- [GIVEN RECORDS]

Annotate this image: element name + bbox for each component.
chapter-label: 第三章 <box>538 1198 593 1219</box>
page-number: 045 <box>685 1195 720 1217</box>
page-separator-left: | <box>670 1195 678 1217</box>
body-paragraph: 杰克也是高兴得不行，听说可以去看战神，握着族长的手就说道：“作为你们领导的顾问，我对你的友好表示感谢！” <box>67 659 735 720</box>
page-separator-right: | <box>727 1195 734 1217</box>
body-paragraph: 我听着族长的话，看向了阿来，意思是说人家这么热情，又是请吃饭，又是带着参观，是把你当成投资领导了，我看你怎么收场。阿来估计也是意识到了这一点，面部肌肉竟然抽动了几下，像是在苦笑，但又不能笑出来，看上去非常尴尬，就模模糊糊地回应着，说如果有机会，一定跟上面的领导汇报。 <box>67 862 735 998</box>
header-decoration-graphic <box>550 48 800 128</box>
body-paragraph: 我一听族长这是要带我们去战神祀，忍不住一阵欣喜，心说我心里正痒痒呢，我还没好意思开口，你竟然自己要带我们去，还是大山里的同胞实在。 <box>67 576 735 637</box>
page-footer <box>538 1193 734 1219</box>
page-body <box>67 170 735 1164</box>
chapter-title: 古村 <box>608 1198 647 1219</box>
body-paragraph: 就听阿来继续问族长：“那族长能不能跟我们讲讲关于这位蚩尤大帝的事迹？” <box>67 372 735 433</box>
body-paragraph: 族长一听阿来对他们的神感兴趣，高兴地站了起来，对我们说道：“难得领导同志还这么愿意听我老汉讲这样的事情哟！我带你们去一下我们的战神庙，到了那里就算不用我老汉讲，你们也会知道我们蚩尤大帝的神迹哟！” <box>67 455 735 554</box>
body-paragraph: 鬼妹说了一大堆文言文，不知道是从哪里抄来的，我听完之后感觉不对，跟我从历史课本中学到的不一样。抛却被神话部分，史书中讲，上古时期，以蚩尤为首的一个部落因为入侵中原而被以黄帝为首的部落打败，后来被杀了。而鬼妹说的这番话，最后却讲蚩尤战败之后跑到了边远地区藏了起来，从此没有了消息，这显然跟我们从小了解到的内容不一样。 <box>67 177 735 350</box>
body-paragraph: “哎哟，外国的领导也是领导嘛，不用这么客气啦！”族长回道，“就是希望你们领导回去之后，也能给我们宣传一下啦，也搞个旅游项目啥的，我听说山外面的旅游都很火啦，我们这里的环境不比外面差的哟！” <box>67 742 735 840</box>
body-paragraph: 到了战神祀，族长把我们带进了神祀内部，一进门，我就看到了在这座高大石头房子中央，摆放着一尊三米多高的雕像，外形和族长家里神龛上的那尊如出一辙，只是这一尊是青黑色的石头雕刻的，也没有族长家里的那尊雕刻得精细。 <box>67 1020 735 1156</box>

- [DIRECTIONS FOR THIS TASK]
Reproduce all of the rows above word for word.

- [THE SOLUTION]
Annotate this image: element name + bbox for each component.
chapter-label: 第三章 <box>538 1198 593 1219</box>
page-number: 045 <box>685 1195 720 1217</box>
page-separator-left: | <box>670 1195 678 1217</box>
body-paragraph: 杰克也是高兴得不行，听说可以去看战神，握着族长的手就说道：“作为你们领导的顾问，我对你的友好表示感谢！” <box>67 659 735 720</box>
page-separator-right: | <box>727 1195 734 1217</box>
body-paragraph: 我听着族长的话，看向了阿来，意思是说人家这么热情，又是请吃饭，又是带着参观，是把你当成投资领导了，我看你怎么收场。阿来估计也是意识到了这一点，面部肌肉竟然抽动了几下，像是在苦笑，但又不能笑出来，看上去非常尴尬，就模模糊糊地回应着，说如果有机会，一定跟上面的领导汇报。 <box>67 862 735 998</box>
header-decoration-graphic <box>550 48 800 128</box>
body-paragraph: 我一听族长这是要带我们去战神祀，忍不住一阵欣喜，心说我心里正痒痒呢，我还没好意思开口，你竟然自己要带我们去，还是大山里的同胞实在。 <box>67 576 735 637</box>
page-footer <box>538 1193 734 1219</box>
page-body <box>67 170 735 1164</box>
chapter-title: 古村 <box>608 1198 647 1219</box>
body-paragraph: 就听阿来继续问族长：“那族长能不能跟我们讲讲关于这位蚩尤大帝的事迹？” <box>67 372 735 433</box>
body-paragraph: 族长一听阿来对他们的神感兴趣，高兴地站了起来，对我们说道：“难得领导同志还这么愿意听我老汉讲这样的事情哟！我带你们去一下我们的战神庙，到了那里就算不用我老汉讲，你们也会知道我们蚩尤大帝的神迹哟！” <box>67 455 735 554</box>
body-paragraph: 鬼妹说了一大堆文言文，不知道是从哪里抄来的，我听完之后感觉不对，跟我从历史课本中学到的不一样。抛却被神话部分，史书中讲，上古时期，以蚩尤为首的一个部落因为入侵中原而被以黄帝为首的部落打败，后来被杀了。而鬼妹说的这番话，最后却讲蚩尤战败之后跑到了边远地区藏了起来，从此没有了消息，这显然跟我们从小了解到的内容不一样。 <box>67 177 735 350</box>
body-paragraph: “哎哟，外国的领导也是领导嘛，不用这么客气啦！”族长回道，“就是希望你们领导回去之后，也能给我们宣传一下啦，也搞个旅游项目啥的，我听说山外面的旅游都很火啦，我们这里的环境不比外面差的哟！” <box>67 742 735 840</box>
body-paragraph: 到了战神祀，族长把我们带进了神祀内部，一进门，我就看到了在这座高大石头房子中央，摆放着一尊三米多高的雕像，外形和族长家里神龛上的那尊如出一辙，只是这一尊是青黑色的石头雕刻的，也没有族长家里的那尊雕刻得精细。 <box>67 1020 735 1156</box>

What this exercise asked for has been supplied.